:: Task input ::

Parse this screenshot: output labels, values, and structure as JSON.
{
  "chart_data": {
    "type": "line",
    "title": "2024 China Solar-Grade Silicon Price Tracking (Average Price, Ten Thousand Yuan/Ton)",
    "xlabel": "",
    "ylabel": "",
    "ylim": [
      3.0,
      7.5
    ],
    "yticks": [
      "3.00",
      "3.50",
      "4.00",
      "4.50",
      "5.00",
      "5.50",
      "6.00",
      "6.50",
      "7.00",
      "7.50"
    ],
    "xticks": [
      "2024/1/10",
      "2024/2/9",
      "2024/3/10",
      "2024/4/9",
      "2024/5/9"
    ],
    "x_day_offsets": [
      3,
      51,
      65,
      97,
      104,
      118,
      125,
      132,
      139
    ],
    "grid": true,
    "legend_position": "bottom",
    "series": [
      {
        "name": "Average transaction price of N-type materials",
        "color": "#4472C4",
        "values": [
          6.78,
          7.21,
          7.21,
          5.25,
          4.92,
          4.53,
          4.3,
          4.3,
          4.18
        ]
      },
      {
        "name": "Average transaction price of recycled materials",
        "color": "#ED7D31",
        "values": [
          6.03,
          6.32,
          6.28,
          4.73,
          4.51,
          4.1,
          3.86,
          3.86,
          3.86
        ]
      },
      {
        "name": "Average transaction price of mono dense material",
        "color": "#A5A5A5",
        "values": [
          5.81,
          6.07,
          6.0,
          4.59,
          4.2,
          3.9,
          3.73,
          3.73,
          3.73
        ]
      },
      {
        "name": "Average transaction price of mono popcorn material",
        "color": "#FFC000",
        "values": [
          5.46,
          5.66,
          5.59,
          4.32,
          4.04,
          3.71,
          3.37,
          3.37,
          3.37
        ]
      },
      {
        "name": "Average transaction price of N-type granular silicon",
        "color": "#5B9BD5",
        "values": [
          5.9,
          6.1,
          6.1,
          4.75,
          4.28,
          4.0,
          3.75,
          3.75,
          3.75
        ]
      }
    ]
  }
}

:::

▸ **What this task involves**: Look through the entries above and count each line holding "materials"; report the count alone.

▸ **Task solution**: 2